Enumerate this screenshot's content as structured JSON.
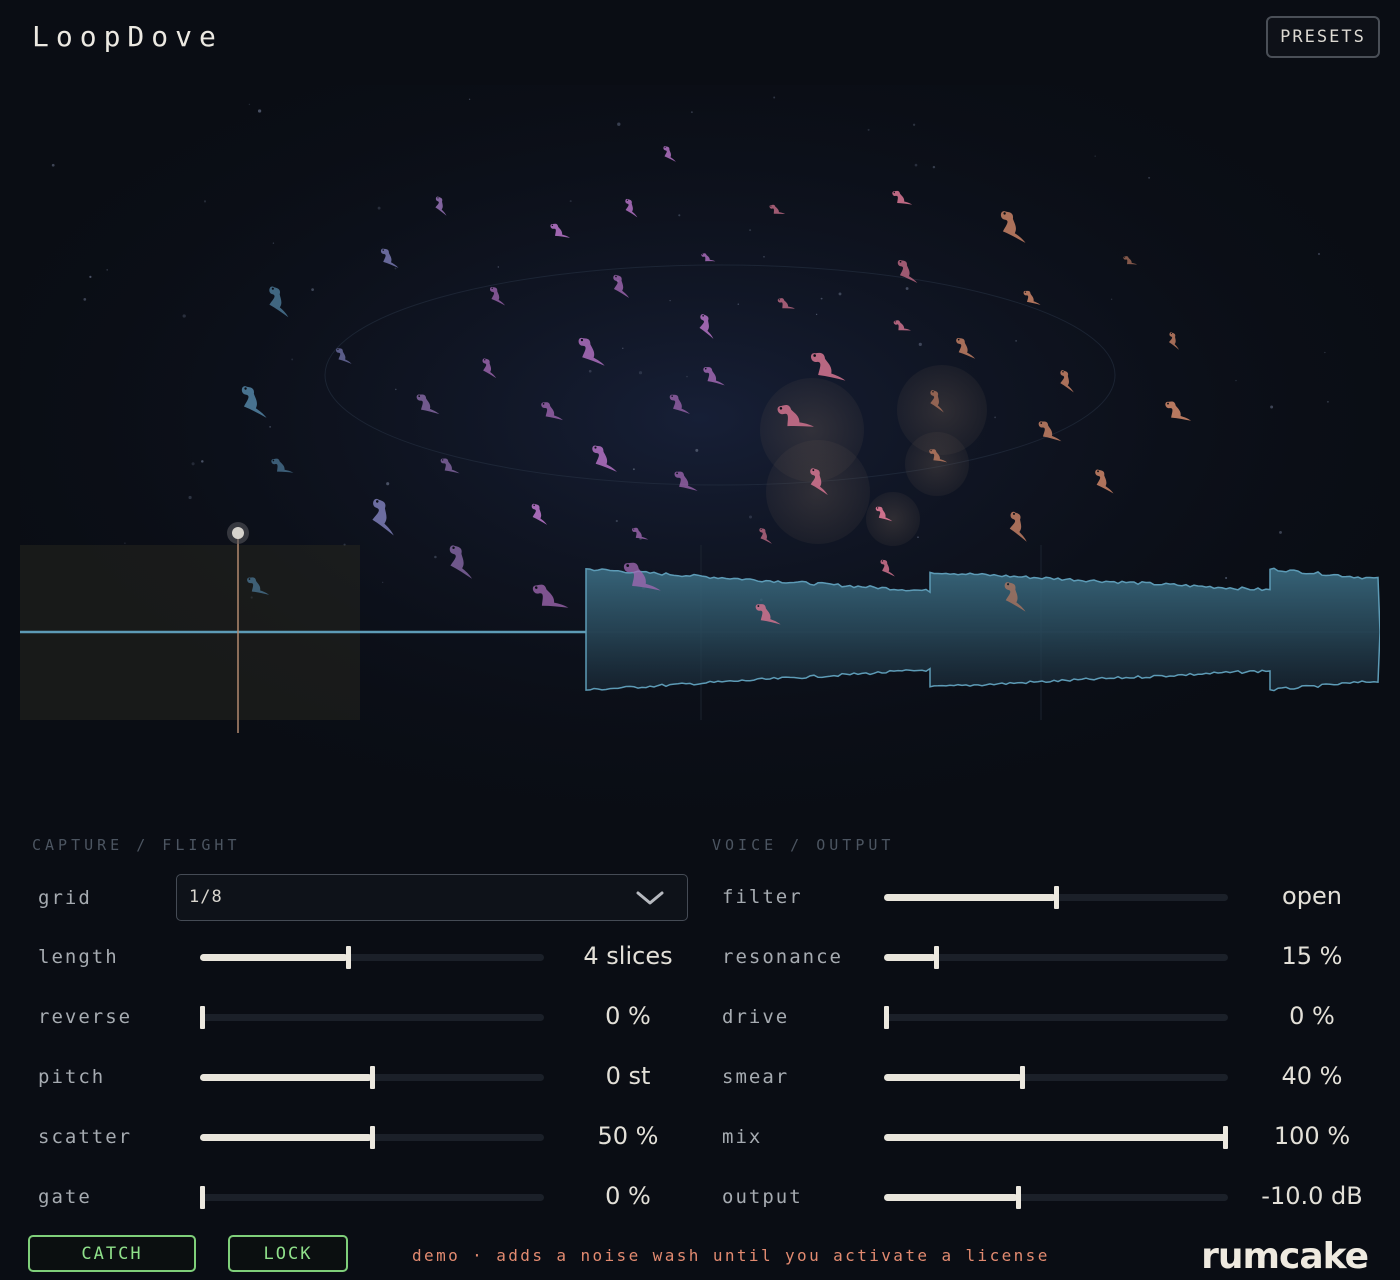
{
  "app": {
    "title": "LoopDove",
    "presets_label": "PRESETS"
  },
  "sections": {
    "left": "CAPTURE / FLIGHT",
    "right": "VOICE / OUTPUT"
  },
  "grid": {
    "label": "grid",
    "value": "1/8"
  },
  "left_params": [
    {
      "label": "length",
      "value": "4 slices",
      "level": 0.43
    },
    {
      "label": "reverse",
      "value": "0 %",
      "level": 0.0
    },
    {
      "label": "pitch",
      "value": "0 st",
      "level": 0.5
    },
    {
      "label": "scatter",
      "value": "50 %",
      "level": 0.5
    },
    {
      "label": "gate",
      "value": "0 %",
      "level": 0.0
    }
  ],
  "right_params": [
    {
      "label": "filter",
      "value": "open",
      "level": 0.5
    },
    {
      "label": "resonance",
      "value": "15 %",
      "level": 0.15
    },
    {
      "label": "drive",
      "value": "0 %",
      "level": 0.0
    },
    {
      "label": "smear",
      "value": "40 %",
      "level": 0.4
    },
    {
      "label": "mix",
      "value": "100 %",
      "level": 1.0
    },
    {
      "label": "output",
      "value": "-10.0 dB",
      "level": 0.39
    }
  ],
  "footer": {
    "catch_label": "CATCH",
    "lock_label": "LOCK",
    "demo_note": "demo · adds a noise wash until you activate a license",
    "brand": "rumcake"
  },
  "colors": {
    "accent_green": "#8fe08a",
    "demo_text": "#e28a70",
    "waveform": "#3d6f86",
    "dove_blue": "#4f7d9c",
    "dove_purple": "#a469b5",
    "dove_pink": "#d0728e",
    "dove_orange": "#b7785f"
  },
  "icons": {
    "dropdown": "chevron-down-icon",
    "dove": "dove-icon",
    "playhead": "playhead-icon"
  }
}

**To do**
Every record gets retyped exactly; no picture goes into the copy.

**Correct response**
Enumerate this screenshot's content as structured JSON.
{
  "app": {
    "title": "LoopDove",
    "presets_label": "PRESETS"
  },
  "sections": {
    "left": "CAPTURE / FLIGHT",
    "right": "VOICE / OUTPUT"
  },
  "grid": {
    "label": "grid",
    "value": "1/8"
  },
  "left_params": [
    {
      "label": "length",
      "value": "4 slices",
      "level": 0.43
    },
    {
      "label": "reverse",
      "value": "0 %",
      "level": 0.0
    },
    {
      "label": "pitch",
      "value": "0 st",
      "level": 0.5
    },
    {
      "label": "scatter",
      "value": "50 %",
      "level": 0.5
    },
    {
      "label": "gate",
      "value": "0 %",
      "level": 0.0
    }
  ],
  "right_params": [
    {
      "label": "filter",
      "value": "open",
      "level": 0.5
    },
    {
      "label": "resonance",
      "value": "15 %",
      "level": 0.15
    },
    {
      "label": "drive",
      "value": "0 %",
      "level": 0.0
    },
    {
      "label": "smear",
      "value": "40 %",
      "level": 0.4
    },
    {
      "label": "mix",
      "value": "100 %",
      "level": 1.0
    },
    {
      "label": "output",
      "value": "-10.0 dB",
      "level": 0.39
    }
  ],
  "footer": {
    "catch_label": "CATCH",
    "lock_label": "LOCK",
    "demo_note": "demo · adds a noise wash until you activate a license",
    "brand": "rumcake"
  },
  "colors": {
    "accent_green": "#8fe08a",
    "demo_text": "#e28a70",
    "waveform": "#3d6f86",
    "dove_blue": "#4f7d9c",
    "dove_purple": "#a469b5",
    "dove_pink": "#d0728e",
    "dove_orange": "#b7785f"
  },
  "icons": {
    "dropdown": "chevron-down-icon",
    "dove": "dove-icon",
    "playhead": "playhead-icon"
  }
}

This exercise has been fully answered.